— Start of Records for the task —

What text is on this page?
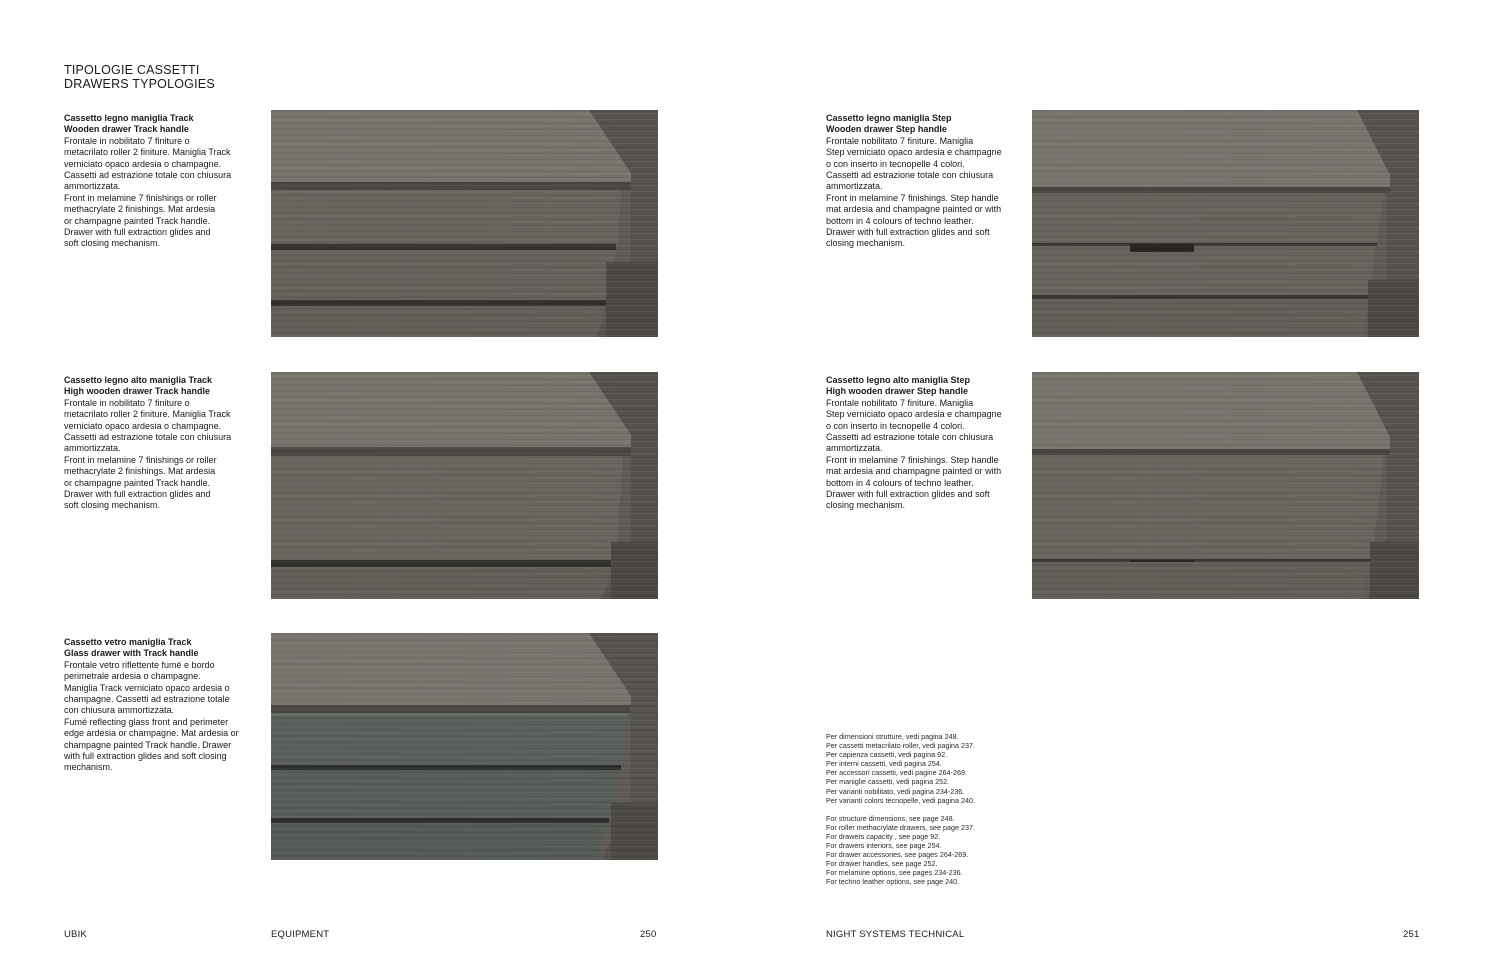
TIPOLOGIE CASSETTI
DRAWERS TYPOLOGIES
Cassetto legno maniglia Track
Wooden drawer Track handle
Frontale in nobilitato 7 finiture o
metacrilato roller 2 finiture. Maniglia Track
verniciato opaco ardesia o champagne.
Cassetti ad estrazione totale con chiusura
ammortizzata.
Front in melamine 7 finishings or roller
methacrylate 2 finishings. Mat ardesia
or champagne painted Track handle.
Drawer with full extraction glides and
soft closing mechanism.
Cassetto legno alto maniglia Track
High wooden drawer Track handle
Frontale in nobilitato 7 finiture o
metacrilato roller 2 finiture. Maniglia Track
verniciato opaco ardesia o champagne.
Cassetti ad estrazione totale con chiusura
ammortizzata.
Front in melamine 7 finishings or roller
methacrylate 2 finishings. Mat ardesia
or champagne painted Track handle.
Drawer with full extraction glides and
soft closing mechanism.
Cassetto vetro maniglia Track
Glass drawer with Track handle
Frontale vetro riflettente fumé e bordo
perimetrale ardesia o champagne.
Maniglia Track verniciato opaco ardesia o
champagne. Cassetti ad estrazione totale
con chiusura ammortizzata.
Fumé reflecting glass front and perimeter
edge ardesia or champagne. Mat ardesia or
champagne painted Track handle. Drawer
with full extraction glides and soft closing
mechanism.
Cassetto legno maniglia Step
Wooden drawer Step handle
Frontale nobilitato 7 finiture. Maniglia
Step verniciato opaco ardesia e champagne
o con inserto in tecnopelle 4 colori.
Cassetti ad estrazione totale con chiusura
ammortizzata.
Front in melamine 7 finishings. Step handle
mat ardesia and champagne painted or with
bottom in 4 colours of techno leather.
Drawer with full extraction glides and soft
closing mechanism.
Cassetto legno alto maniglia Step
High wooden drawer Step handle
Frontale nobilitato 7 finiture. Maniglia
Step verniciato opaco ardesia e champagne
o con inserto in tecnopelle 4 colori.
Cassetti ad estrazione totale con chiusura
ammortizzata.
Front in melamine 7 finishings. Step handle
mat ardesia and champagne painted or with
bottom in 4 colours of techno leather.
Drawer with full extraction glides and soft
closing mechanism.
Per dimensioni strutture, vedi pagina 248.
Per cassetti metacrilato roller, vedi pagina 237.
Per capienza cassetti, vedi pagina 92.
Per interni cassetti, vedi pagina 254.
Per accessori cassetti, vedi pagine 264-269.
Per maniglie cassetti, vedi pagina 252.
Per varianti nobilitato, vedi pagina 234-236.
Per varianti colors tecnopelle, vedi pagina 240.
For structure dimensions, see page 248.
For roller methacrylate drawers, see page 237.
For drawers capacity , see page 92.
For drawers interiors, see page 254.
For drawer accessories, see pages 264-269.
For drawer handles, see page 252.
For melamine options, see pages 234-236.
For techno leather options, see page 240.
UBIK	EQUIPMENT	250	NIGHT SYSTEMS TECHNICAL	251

— End of Records for the task —
— Start of Records for the task —

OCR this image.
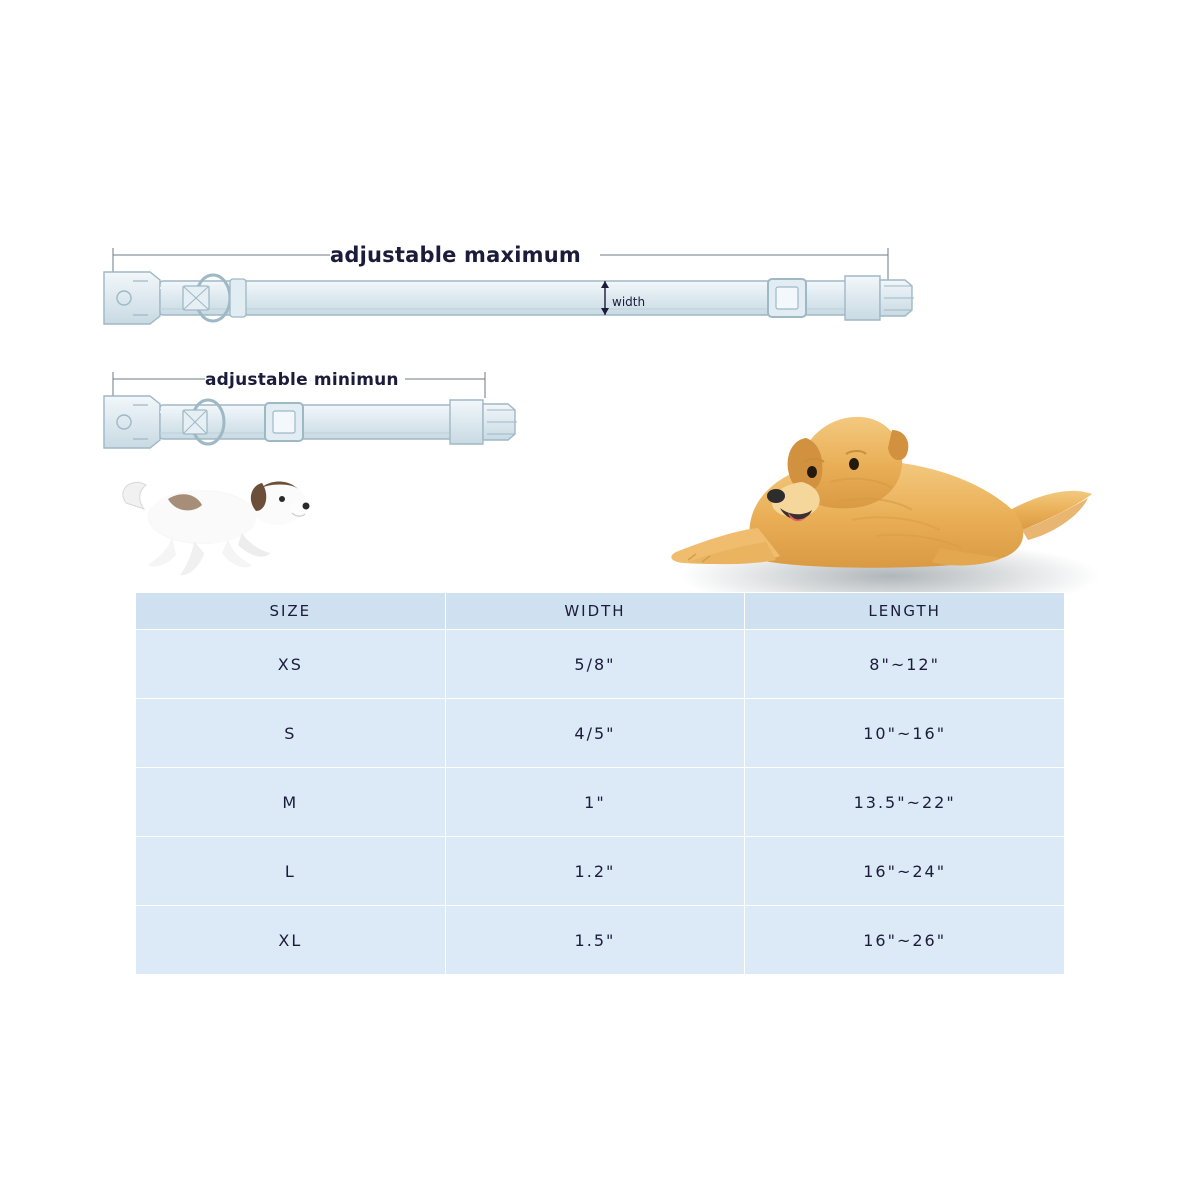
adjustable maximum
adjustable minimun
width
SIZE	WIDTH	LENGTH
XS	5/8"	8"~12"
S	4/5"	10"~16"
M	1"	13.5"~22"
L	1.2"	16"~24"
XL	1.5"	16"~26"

— End of Records for the task —

◆ **What the task asks**: Using the listing above, show each line holding the string "Track".

◆ **The result**:
Cassetto legno maniglia Track
Wooden drawer Track handle
metacrilato roller 2 finiture. Maniglia Track
or champagne painted Track handle.
Cassetto legno alto maniglia Track
High wooden drawer Track handle
metacrilato roller 2 finiture. Maniglia Track
or champagne painted Track handle.
Cassetto vetro maniglia Track
Glass drawer with Track handle
Maniglia Track verniciato opaco ardesia o
champagne painted Track handle. Drawer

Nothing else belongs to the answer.